> _The request_:
In the blog post on selling out and sustainability, how does the author describe this year for Whitestone?
— BEGIN Page —
- Jun
- 14
- 2009
blog post: selling out vs. sustainability
12:37PM by Brandon McCormick | Cetagories: Blogs and Thoughts
At the halfway point of the year, there have been some new thoughts that have been rolling around in my mind.
This year for Whitestone is the year of sustainability, in the most simple of words, the year we learn to make money.

As an independent filmmaker, just the thought of making art for money is enough to make my skin crawl. This idea has become a taboo path in the indie world, associated with the selling of your soul. However the other picture in my mind does nothing for me either. The struggling artist who can’t take care of himself or a family because he is ‘misunderstood’ by the world and can’t find a way to monetize his art. As one of my creative mentors said to me, this route ends with the artist high in the mountains, alone and with a bullet between his eyes.
I want nothing to do with either picture.
My first step is to create a distinction between what I want to do, and what I don’t want. Here is what I’ve come up with so far.
Selling out is doing something you don’t want to or believe in for money. It’s also another way prostitutes are described.
— END Page —
— BEGIN Information shown —
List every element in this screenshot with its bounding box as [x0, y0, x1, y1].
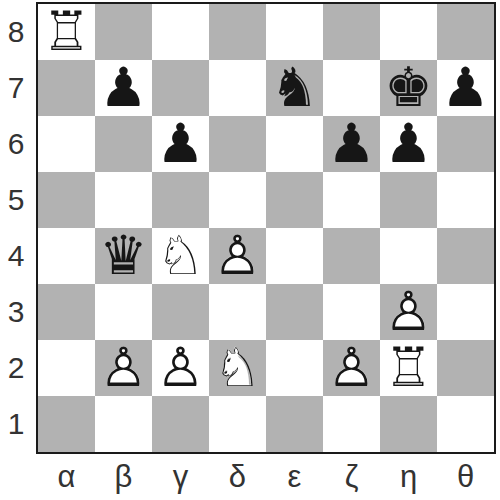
white-pawn: ♟♙ — [323, 340, 380, 396]
white-pawn-glyph: ♙ — [95, 340, 152, 396]
square-α5[interactable] — [38, 172, 95, 228]
chess-diagram-page: 87654321 ♜♖♟♞♚♟♟♟♟♛♞♘♟♙♟♙♟♙♟♙♞♘♟♙♜♖ αβγδ… — [0, 0, 500, 500]
square-ε3[interactable] — [266, 284, 323, 340]
square-β3[interactable] — [95, 284, 152, 340]
square-θ8[interactable] — [437, 4, 494, 60]
white-pawn: ♟♙ — [152, 340, 209, 396]
square-δ3[interactable] — [209, 284, 266, 340]
white-rook: ♜♖ — [380, 340, 437, 396]
file-label-δ: δ — [209, 456, 266, 498]
square-γ6[interactable]: ♟ — [152, 116, 209, 172]
white-pawn: ♟♙ — [95, 340, 152, 396]
square-θ1[interactable] — [437, 396, 494, 452]
file-labels: αβγδεζηθ — [38, 456, 494, 498]
square-γ8[interactable] — [152, 4, 209, 60]
file-label-ε: ε — [266, 456, 323, 498]
white-knight: ♞♘ — [209, 340, 266, 396]
white-pawn: ♟♙ — [209, 228, 266, 284]
board-frame: ♜♖♟♞♚♟♟♟♟♛♞♘♟♙♟♙♟♙♟♙♞♘♟♙♜♖ — [36, 2, 496, 454]
square-θ3[interactable] — [437, 284, 494, 340]
black-pawn-glyph: ♟ — [95, 60, 152, 116]
square-η1[interactable] — [380, 396, 437, 452]
square-β6[interactable] — [95, 116, 152, 172]
square-δ7[interactable] — [209, 60, 266, 116]
black-pawn-glyph: ♟ — [437, 60, 494, 116]
white-knight: ♞♘ — [152, 228, 209, 284]
white-knight-glyph: ♘ — [152, 228, 209, 284]
black-pawn: ♟ — [152, 116, 209, 172]
square-α2[interactable] — [38, 340, 95, 396]
rank-label-5: 5 — [0, 172, 32, 228]
square-η3[interactable]: ♟♙ — [380, 284, 437, 340]
square-θ4[interactable] — [437, 228, 494, 284]
square-δ8[interactable] — [209, 4, 266, 60]
file-label-η: η — [380, 456, 437, 498]
white-pawn-glyph: ♙ — [323, 340, 380, 396]
white-rook-glyph: ♖ — [380, 340, 437, 396]
square-γ5[interactable] — [152, 172, 209, 228]
chess-board: ♜♖♟♞♚♟♟♟♟♛♞♘♟♙♟♙♟♙♟♙♞♘♟♙♜♖ — [38, 4, 494, 452]
square-η6[interactable]: ♟ — [380, 116, 437, 172]
black-pawn: ♟ — [380, 116, 437, 172]
square-θ7[interactable]: ♟ — [437, 60, 494, 116]
rank-label-4: 4 — [0, 228, 32, 284]
square-α7[interactable] — [38, 60, 95, 116]
square-β4[interactable]: ♛ — [95, 228, 152, 284]
black-pawn: ♟ — [95, 60, 152, 116]
white-pawn-glyph: ♙ — [152, 340, 209, 396]
black-king: ♚ — [380, 60, 437, 116]
square-γ7[interactable] — [152, 60, 209, 116]
square-ε6[interactable] — [266, 116, 323, 172]
square-ζ1[interactable] — [323, 396, 380, 452]
square-ζ8[interactable] — [323, 4, 380, 60]
square-θ6[interactable] — [437, 116, 494, 172]
square-η4[interactable] — [380, 228, 437, 284]
square-δ1[interactable] — [209, 396, 266, 452]
black-pawn-glyph: ♟ — [380, 116, 437, 172]
square-θ2[interactable] — [437, 340, 494, 396]
square-η8[interactable] — [380, 4, 437, 60]
file-label-θ: θ — [437, 456, 494, 498]
black-king-glyph: ♚ — [380, 60, 437, 116]
file-label-β: β — [95, 456, 152, 498]
white-rook-glyph: ♖ — [38, 4, 95, 60]
square-α4[interactable] — [38, 228, 95, 284]
square-η2[interactable]: ♜♖ — [380, 340, 437, 396]
white-knight-glyph: ♘ — [209, 340, 266, 396]
rank-label-7: 7 — [0, 60, 32, 116]
rank-label-3: 3 — [0, 284, 32, 340]
black-pawn-glyph: ♟ — [152, 116, 209, 172]
rank-label-8: 8 — [0, 4, 32, 60]
square-ε7[interactable]: ♞ — [266, 60, 323, 116]
square-η5[interactable] — [380, 172, 437, 228]
file-label-γ: γ — [152, 456, 209, 498]
rank-label-2: 2 — [0, 340, 32, 396]
rank-label-6: 6 — [0, 116, 32, 172]
white-pawn-glyph: ♙ — [380, 284, 437, 340]
white-pawn: ♟♙ — [380, 284, 437, 340]
rank-labels: 87654321 — [0, 4, 32, 452]
square-γ4[interactable]: ♞♘ — [152, 228, 209, 284]
square-β8[interactable] — [95, 4, 152, 60]
square-ζ6[interactable]: ♟ — [323, 116, 380, 172]
square-ζ5[interactable] — [323, 172, 380, 228]
black-pawn: ♟ — [323, 116, 380, 172]
square-ζ3[interactable] — [323, 284, 380, 340]
black-knight-glyph: ♞ — [266, 60, 323, 116]
black-pawn: ♟ — [437, 60, 494, 116]
file-label-α: α — [38, 456, 95, 498]
white-pawn-glyph: ♙ — [209, 228, 266, 284]
square-ε5[interactable] — [266, 172, 323, 228]
square-ζ4[interactable] — [323, 228, 380, 284]
square-α1[interactable] — [38, 396, 95, 452]
square-ζ2[interactable]: ♟♙ — [323, 340, 380, 396]
square-γ3[interactable] — [152, 284, 209, 340]
square-γ2[interactable]: ♟♙ — [152, 340, 209, 396]
square-α6[interactable] — [38, 116, 95, 172]
square-α3[interactable] — [38, 284, 95, 340]
square-ε4[interactable] — [266, 228, 323, 284]
square-δ6[interactable] — [209, 116, 266, 172]
white-rook: ♜♖ — [38, 4, 95, 60]
rank-label-1: 1 — [0, 396, 32, 452]
square-γ1[interactable] — [152, 396, 209, 452]
square-δ4[interactable]: ♟♙ — [209, 228, 266, 284]
square-ζ7[interactable] — [323, 60, 380, 116]
square-β7[interactable]: ♟ — [95, 60, 152, 116]
square-θ5[interactable] — [437, 172, 494, 228]
square-ε2[interactable] — [266, 340, 323, 396]
black-pawn-glyph: ♟ — [323, 116, 380, 172]
black-queen: ♛ — [95, 228, 152, 284]
file-label-ζ: ζ — [323, 456, 380, 498]
square-δ5[interactable] — [209, 172, 266, 228]
black-knight: ♞ — [266, 60, 323, 116]
square-α8[interactable]: ♜♖ — [38, 4, 95, 60]
square-β2[interactable]: ♟♙ — [95, 340, 152, 396]
black-queen-glyph: ♛ — [95, 228, 152, 284]
square-β5[interactable] — [95, 172, 152, 228]
square-β1[interactable] — [95, 396, 152, 452]
square-δ2[interactable]: ♞♘ — [209, 340, 266, 396]
square-ε8[interactable] — [266, 4, 323, 60]
square-η7[interactable]: ♚ — [380, 60, 437, 116]
square-ε1[interactable] — [266, 396, 323, 452]
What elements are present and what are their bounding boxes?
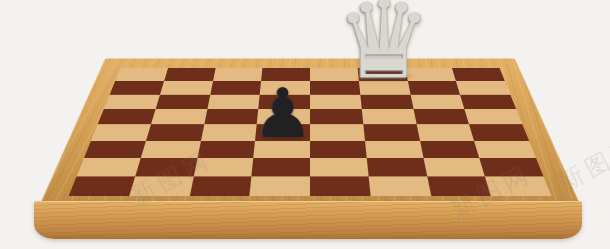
— END Information shown —
> _Task output_:
It is the year of sustainability, which the author puts in the simplest words as the year they learn to make money.